• Extrait:

Selon le Dr Kovesi, les résultats de l’étude pourraient probablement être généralisés à d’autres communautés du nord de l’Ontario et des provinces voisines, là où le climat est comparable. « Ça nous donne de l’information sur la réalité d’une bonne partie du Canada », avance-t-il en entrevue.
Des logements inadaptés et en mauvais état
Les bâtiments inspectés ne satisfaisaient pas aux normes minimales.
« Les inégalités et le sous-financement ont entraîné la construction de maisons qui sont mal construites et de taille insuffisante, avec un financement insuffisant pour l’entretien et le maintien en bon état », peut-on lire dans l’étude.
La majorité des logements visités étaient surpeuplés (avec plus d’une personne par pièce disponible). « On voit beaucoup de personnes qui restent dans des maisons qui ne sont pas assez grandes », témoigne Patrick Keating, coordonnateur de la Clinique de réhabilitation pour enfants du RSPNSL. Les communautés auprès desquelles il travaille « ont des manques évidents de logements », indique-t-il.

• Données fournies:

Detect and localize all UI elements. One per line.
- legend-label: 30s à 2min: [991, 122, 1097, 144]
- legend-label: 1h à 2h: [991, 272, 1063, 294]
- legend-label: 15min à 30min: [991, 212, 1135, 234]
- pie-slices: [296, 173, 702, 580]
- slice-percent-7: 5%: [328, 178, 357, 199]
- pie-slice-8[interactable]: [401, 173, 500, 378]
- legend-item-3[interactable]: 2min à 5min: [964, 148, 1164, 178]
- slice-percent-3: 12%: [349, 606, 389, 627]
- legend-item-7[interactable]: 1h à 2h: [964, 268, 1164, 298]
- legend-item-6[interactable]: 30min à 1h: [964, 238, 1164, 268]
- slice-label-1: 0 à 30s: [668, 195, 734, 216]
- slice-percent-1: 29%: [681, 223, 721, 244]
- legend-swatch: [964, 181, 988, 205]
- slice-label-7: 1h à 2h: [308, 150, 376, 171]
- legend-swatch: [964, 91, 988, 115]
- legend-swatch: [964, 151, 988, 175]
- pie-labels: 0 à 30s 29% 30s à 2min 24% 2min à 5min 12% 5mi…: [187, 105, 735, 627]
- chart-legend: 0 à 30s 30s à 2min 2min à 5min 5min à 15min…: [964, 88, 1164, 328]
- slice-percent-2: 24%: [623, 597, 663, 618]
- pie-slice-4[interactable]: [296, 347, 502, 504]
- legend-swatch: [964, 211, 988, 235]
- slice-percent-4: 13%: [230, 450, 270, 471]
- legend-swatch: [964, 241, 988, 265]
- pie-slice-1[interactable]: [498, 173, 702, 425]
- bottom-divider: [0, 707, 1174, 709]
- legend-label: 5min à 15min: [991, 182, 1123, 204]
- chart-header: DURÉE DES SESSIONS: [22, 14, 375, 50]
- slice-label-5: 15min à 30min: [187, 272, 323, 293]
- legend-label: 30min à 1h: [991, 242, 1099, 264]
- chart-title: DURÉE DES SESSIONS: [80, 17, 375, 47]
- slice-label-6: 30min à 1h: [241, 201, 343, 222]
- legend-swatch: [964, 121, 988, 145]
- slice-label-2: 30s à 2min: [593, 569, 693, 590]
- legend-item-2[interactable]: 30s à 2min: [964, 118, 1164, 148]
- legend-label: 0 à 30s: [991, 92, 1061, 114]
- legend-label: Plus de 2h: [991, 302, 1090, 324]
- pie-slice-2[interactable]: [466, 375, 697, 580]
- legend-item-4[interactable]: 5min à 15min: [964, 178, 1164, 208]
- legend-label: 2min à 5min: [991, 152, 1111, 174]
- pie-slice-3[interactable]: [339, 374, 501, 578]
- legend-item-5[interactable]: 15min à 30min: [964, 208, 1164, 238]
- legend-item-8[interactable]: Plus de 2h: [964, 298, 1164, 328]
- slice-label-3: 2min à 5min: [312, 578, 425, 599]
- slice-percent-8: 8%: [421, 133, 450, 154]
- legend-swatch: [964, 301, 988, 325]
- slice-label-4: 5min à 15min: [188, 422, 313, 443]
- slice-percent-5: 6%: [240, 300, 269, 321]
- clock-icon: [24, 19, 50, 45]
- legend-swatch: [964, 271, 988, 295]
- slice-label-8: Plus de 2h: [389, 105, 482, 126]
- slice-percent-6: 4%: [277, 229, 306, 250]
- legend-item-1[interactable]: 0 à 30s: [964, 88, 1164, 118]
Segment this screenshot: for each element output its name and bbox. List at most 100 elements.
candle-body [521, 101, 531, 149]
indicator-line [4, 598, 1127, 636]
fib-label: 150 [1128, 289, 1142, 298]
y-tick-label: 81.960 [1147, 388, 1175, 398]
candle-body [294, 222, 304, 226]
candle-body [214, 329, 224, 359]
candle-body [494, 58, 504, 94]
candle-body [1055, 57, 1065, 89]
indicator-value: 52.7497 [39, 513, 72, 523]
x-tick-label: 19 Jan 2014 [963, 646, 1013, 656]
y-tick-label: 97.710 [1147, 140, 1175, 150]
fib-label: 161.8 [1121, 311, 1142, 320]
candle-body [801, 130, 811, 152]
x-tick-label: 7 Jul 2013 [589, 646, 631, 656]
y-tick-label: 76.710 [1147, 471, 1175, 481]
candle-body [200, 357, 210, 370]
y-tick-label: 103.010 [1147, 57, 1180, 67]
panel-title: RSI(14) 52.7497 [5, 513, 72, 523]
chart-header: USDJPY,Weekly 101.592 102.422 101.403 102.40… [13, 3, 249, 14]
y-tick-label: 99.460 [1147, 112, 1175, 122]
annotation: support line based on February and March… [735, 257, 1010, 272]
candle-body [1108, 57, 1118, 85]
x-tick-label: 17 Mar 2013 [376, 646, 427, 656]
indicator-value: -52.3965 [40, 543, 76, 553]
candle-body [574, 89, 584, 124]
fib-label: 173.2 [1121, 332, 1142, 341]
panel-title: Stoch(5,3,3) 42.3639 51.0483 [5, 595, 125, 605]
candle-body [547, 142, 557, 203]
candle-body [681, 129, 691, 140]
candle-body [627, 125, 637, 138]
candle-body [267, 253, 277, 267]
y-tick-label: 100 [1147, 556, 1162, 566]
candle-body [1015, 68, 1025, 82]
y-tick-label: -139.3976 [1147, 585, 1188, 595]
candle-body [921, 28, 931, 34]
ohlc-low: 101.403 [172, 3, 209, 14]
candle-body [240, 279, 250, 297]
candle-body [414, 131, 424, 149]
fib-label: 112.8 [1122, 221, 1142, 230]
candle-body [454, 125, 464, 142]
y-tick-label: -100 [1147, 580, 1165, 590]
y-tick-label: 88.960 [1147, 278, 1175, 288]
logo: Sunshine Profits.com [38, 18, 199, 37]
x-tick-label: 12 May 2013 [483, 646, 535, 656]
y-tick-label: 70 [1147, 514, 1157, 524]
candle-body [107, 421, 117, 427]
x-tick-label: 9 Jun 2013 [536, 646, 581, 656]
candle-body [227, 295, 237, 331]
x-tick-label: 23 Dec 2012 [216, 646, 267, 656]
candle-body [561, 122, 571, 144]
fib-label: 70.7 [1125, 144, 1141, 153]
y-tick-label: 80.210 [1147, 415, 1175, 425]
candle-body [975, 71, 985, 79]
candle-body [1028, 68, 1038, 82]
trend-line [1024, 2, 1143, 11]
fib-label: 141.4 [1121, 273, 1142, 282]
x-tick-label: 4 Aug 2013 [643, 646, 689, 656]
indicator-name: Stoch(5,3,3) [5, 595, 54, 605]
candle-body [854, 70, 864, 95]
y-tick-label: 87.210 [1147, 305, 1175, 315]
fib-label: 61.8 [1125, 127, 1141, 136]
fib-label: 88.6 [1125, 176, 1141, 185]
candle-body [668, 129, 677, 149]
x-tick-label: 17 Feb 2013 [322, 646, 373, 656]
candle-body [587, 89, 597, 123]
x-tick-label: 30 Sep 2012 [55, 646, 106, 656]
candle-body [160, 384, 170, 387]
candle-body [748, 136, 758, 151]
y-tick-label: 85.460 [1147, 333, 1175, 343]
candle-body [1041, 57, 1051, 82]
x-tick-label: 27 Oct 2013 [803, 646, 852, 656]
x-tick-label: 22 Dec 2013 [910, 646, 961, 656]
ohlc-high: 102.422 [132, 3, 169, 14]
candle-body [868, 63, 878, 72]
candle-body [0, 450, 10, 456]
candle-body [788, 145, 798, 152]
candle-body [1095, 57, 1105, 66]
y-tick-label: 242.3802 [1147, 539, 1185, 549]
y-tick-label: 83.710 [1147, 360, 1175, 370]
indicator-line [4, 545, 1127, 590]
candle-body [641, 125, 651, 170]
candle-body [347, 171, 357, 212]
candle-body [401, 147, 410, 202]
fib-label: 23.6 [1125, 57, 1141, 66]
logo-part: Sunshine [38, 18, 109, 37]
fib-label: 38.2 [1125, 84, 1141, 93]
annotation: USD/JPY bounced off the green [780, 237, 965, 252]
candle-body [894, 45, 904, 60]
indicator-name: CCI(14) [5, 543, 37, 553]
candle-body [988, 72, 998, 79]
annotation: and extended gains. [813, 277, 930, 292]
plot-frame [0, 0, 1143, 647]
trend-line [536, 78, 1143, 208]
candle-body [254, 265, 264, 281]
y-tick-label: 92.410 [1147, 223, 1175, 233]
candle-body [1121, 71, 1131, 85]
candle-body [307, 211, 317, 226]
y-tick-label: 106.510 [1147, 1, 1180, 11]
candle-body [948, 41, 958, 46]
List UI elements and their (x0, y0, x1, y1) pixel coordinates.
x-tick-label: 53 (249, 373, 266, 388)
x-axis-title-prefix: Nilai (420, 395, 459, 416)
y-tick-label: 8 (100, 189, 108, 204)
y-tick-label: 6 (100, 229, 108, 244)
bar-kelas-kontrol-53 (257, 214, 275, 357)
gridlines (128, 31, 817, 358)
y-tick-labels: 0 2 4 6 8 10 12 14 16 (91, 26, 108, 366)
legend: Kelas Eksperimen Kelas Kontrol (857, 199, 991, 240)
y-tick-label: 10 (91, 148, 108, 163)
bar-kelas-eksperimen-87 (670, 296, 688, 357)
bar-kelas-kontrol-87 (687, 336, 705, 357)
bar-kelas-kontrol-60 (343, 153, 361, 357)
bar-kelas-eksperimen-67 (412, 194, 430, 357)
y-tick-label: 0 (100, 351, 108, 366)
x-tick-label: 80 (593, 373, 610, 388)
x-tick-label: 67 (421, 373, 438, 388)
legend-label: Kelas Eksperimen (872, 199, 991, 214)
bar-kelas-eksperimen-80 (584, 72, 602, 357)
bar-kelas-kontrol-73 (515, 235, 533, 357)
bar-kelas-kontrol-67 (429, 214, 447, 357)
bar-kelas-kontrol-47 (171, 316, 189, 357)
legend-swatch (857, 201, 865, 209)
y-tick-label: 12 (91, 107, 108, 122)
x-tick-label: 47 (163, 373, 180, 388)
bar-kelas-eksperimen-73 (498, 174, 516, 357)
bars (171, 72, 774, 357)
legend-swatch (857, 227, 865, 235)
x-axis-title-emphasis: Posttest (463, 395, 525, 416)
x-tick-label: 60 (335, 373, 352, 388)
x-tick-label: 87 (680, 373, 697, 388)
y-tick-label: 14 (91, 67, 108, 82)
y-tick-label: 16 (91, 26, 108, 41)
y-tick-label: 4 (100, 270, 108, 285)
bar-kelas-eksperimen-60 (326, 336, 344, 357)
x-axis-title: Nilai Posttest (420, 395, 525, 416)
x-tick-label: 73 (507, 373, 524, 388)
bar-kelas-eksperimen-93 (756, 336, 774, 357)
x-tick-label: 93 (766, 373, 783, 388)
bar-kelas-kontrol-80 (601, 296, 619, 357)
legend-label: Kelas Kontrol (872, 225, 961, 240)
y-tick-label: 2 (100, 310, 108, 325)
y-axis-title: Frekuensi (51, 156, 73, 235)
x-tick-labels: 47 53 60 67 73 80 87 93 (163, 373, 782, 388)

• Votre consigne:
Reprenez mot pour mot, dans l'extrait, tout ce qui va de « Des logements inadaptés » jusqu'à « lire dans l’étude. ».

• Corrigé:
Des logements inadaptés et en mauvais état
Les bâtiments inspectés ne satisfaisaient pas aux normes minimales.
« Les inégalités et le sous-financement ont entraîné la construction de maisons qui sont mal construites et de taille insuffisante, avec un financement insuffisant pour l’entretien et le maintien en bon état », peut-on lire dans l’étude.